- Directions: How many lines of the listing contain the string "texture"? Reply with the number alone.

- Element and region listings:
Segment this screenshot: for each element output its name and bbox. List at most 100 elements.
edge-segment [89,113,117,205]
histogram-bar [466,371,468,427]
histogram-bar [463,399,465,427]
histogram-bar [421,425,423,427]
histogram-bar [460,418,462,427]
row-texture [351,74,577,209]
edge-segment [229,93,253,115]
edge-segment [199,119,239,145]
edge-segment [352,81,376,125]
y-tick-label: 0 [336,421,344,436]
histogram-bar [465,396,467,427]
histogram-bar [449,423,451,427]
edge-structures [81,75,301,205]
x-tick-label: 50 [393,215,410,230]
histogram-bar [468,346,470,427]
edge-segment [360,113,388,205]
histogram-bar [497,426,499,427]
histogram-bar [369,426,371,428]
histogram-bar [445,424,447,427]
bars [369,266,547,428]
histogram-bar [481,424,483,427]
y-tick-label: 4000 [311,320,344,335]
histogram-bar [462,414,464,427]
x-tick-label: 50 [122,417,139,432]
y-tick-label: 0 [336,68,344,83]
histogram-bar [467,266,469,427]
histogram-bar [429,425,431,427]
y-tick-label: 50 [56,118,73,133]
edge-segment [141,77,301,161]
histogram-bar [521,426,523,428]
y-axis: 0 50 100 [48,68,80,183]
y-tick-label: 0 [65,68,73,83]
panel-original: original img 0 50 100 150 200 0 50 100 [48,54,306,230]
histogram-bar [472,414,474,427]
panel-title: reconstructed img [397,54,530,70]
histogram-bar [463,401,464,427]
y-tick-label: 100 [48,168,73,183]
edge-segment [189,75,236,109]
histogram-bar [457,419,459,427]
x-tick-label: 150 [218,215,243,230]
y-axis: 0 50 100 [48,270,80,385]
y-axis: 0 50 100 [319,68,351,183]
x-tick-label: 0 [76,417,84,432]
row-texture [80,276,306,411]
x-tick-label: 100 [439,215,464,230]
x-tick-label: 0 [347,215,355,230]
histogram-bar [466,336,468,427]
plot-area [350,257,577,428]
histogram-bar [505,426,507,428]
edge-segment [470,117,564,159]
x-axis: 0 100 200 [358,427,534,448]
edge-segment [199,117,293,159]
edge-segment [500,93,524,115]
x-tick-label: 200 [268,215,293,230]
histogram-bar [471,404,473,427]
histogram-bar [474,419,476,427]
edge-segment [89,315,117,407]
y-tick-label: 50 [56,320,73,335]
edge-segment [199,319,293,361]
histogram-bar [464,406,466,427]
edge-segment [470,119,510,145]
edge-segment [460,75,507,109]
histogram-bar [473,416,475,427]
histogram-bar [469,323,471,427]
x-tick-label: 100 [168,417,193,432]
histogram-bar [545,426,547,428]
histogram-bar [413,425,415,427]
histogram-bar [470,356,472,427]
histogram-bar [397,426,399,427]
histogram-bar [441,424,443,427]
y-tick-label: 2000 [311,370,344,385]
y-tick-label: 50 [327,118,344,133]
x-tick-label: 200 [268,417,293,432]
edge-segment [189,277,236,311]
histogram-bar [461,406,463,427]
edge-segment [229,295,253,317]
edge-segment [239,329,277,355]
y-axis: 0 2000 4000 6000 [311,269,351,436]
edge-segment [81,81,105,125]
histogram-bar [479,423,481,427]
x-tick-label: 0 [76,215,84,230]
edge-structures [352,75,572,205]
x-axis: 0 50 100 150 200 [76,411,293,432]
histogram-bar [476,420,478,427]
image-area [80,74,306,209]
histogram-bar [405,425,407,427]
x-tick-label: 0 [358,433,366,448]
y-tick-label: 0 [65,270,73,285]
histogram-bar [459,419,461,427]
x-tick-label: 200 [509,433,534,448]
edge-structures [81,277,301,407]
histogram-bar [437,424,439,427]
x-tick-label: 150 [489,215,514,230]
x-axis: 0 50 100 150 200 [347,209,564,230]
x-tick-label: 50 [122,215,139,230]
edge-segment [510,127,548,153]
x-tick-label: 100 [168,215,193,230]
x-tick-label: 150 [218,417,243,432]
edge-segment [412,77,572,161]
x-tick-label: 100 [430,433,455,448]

- Full answer: 2